[What you should do] Set out as a numbered list the lines in the records below, from the line with "bar-attendance bbox=[215, 46, 952, 63]" to the line with "window-edge-bottom bbox=[0, 480, 1000, 485]", both included. Leave out any blank lines and give only those lines.

[Spatial annotation records]
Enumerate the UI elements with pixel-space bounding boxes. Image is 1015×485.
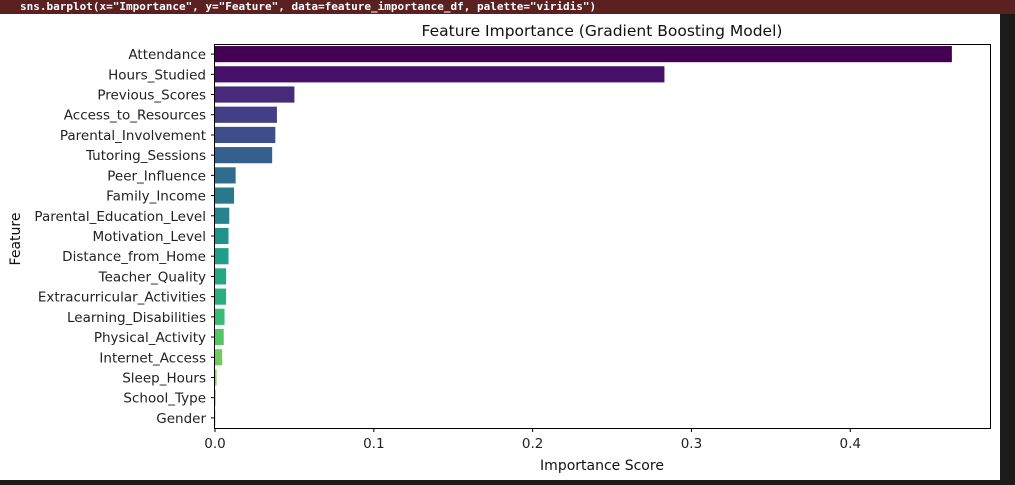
bar-attendance bbox=[215, 46, 952, 63]
y-tick-label: School_Type bbox=[123, 391, 206, 407]
bar-internet-access bbox=[215, 349, 223, 366]
bar-access-to-resources bbox=[215, 106, 277, 123]
bar-hours-studied bbox=[215, 66, 665, 83]
y-tick-label: Distance_from_Home bbox=[62, 249, 206, 265]
bar-previous-scores bbox=[215, 86, 295, 103]
y-tick-label: Physical_Activity bbox=[94, 330, 206, 346]
bar-motivation-level bbox=[215, 227, 229, 245]
bar-extracurricular-activities bbox=[215, 288, 227, 305]
x-tick-label: 0.3 bbox=[681, 436, 702, 452]
x-axis-label: Importance Score bbox=[540, 458, 664, 474]
y-tick-label: Teacher_Quality bbox=[98, 269, 206, 285]
bar-peer-influence bbox=[215, 167, 236, 184]
y-tick-label: Hours_Studied bbox=[108, 67, 206, 83]
y-tick-label: Learning_Disabilities bbox=[67, 310, 206, 326]
bars-group bbox=[215, 46, 952, 426]
code-line: sns.barplot(x="Importance", y="Feature",… bbox=[0, 0, 1015, 14]
y-tick-label: Access_to_Resources bbox=[64, 108, 206, 124]
x-tick-label: 0.0 bbox=[204, 436, 225, 452]
window-edge-right bbox=[1000, 14, 1015, 485]
bar-sleep-hours bbox=[215, 369, 217, 386]
bar-teacher-quality bbox=[215, 268, 227, 285]
x-tick-group: 0.0 0.1 0.2 0.3 0.4 bbox=[204, 428, 861, 452]
y-tick-label: Previous_Scores bbox=[97, 88, 206, 104]
y-tick-label: Tutoring_Sessions bbox=[85, 148, 206, 164]
y-tick-label: Sleep_Hours bbox=[122, 370, 206, 386]
y-tick-label: Extracurricular_Activities bbox=[38, 290, 206, 306]
x-tick-label: 0.2 bbox=[522, 436, 543, 452]
bar-physical-activity bbox=[215, 328, 224, 346]
chart-title: Feature Importance (Gradient Boosting Mo… bbox=[422, 22, 783, 40]
bar-learning-disabilities bbox=[215, 308, 225, 325]
y-tick-label: Internet_Access bbox=[99, 350, 206, 366]
y-axis-label: Feature bbox=[8, 213, 24, 266]
window-edge-bottom bbox=[0, 480, 1000, 485]
y-tick-label: Attendance bbox=[128, 47, 206, 63]
plot-frame bbox=[214, 44, 991, 429]
y-tick-label: Family_Income bbox=[106, 189, 206, 205]
bar-distance-from-home bbox=[215, 248, 229, 265]
bar-tutoring-sessions bbox=[215, 147, 273, 164]
y-tick-label: Motivation_Level bbox=[93, 229, 206, 245]
y-tick-label: Gender bbox=[156, 411, 206, 427]
bar-family-income bbox=[215, 187, 235, 204]
y-tick-label: Parental_Involvement bbox=[60, 128, 206, 144]
bar-parental-education-level bbox=[215, 207, 230, 224]
y-tick-group: Attendance Hours_Studied Previous_Scores Ac… bbox=[34, 47, 215, 427]
y-tick-label: Peer_Influence bbox=[107, 168, 206, 184]
y-tick-label: Parental_Education_Level bbox=[34, 209, 206, 225]
bar-school-type bbox=[215, 389, 216, 406]
x-tick-label: 0.4 bbox=[840, 436, 861, 452]
x-tick-label: 0.1 bbox=[363, 436, 384, 452]
code-line-text: sns.barplot(x="Importance", y="Feature",… bbox=[20, 0, 597, 13]
feature-importance-chart: Attendance Hours_Studied Previous_Scores Ac… bbox=[8, 22, 991, 474]
bar-parental-involvement bbox=[215, 126, 276, 144]
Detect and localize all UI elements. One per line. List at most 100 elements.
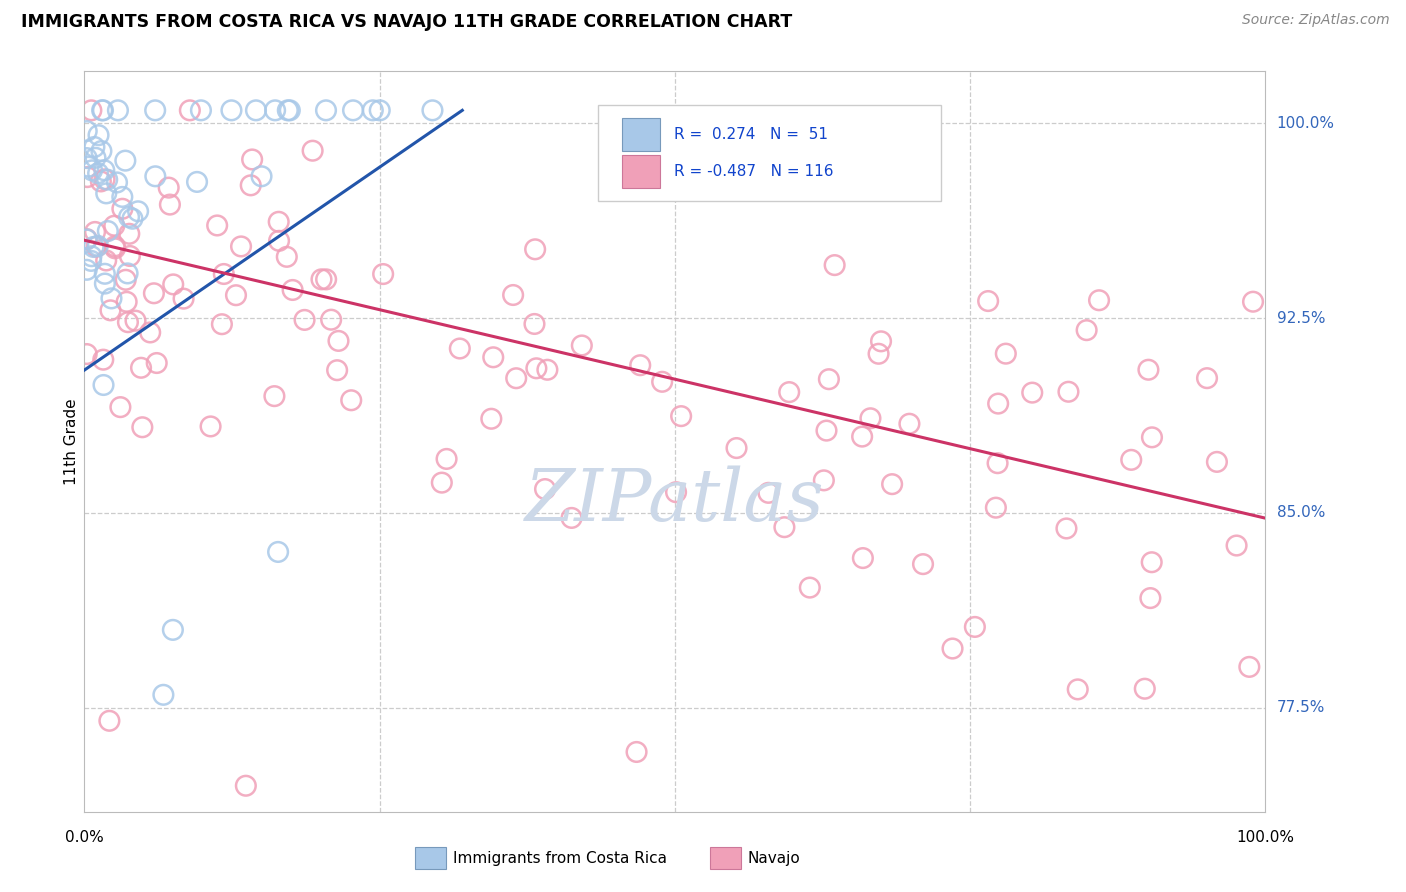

[Response to the exercise]
1. bar-attendance bbox=[215, 46, 952, 63]
2. y-tick-label: School_Type bbox=[123, 391, 206, 407]
3. bar-internet-access bbox=[215, 349, 223, 366]
4. bar-access-to-resources bbox=[215, 106, 277, 123]
5. bar-hours-studied bbox=[215, 66, 665, 83]
6. y-tick-label: Distance_from_Home bbox=[62, 249, 206, 265]
7. bar-previous-scores bbox=[215, 86, 295, 103]
8. y-tick-label: Physical_Activity bbox=[94, 330, 206, 346]
9. bar-motivation-level bbox=[215, 227, 229, 245]
10. bar-extracurricular-activities bbox=[215, 288, 227, 305]
11. x-tick-label: 0.3 bbox=[681, 436, 702, 452]
12. x-axis-label: Importance Score bbox=[540, 458, 664, 474]
13. y-tick-label: Teacher_Quality bbox=[98, 269, 206, 285]
14. bar-peer-influence bbox=[215, 167, 236, 184]
15. y-tick-label: Hours_Studied bbox=[108, 67, 206, 83]
16. y-tick-label: Learning_Disabilities bbox=[67, 310, 206, 326]
17. bars-group bbox=[215, 46, 952, 426]
18. code-line: sns.barplot(x="Importance", y="Feature",… bbox=[0, 0, 1015, 14]
19. y-tick-label: Access_to_Resources bbox=[64, 108, 206, 124]
20. x-tick-label: 0.0 bbox=[204, 436, 225, 452]
21. window-edge-right bbox=[1000, 14, 1015, 485]
22. bar-sleep-hours bbox=[215, 369, 217, 386]
23. bar-teacher-quality bbox=[215, 268, 227, 285]
24. x-tick-group: 0.0 0.1 0.2 0.3 0.4 bbox=[204, 428, 861, 452]
25. y-tick-label: Previous_Scores bbox=[97, 88, 206, 104]
26. y-tick-label: Tutoring_Sessions bbox=[85, 148, 206, 164]
27. y-tick-label: Sleep_Hours bbox=[122, 370, 206, 386]
28. y-tick-label: Extracurricular_Activities bbox=[38, 290, 206, 306]
29. x-tick-label: 0.2 bbox=[522, 436, 543, 452]
30. bar-physical-activity bbox=[215, 328, 224, 346]
31. chart-title: Feature Importance (Gradient Boosting Mo… bbox=[422, 22, 783, 40]
32. bar-learning-disabilities bbox=[215, 308, 225, 325]
33. y-tick-label: Internet_Access bbox=[99, 350, 206, 366]
34. y-axis-label: Feature bbox=[8, 213, 24, 266]
35. window-edge-bottom bbox=[0, 480, 1000, 485]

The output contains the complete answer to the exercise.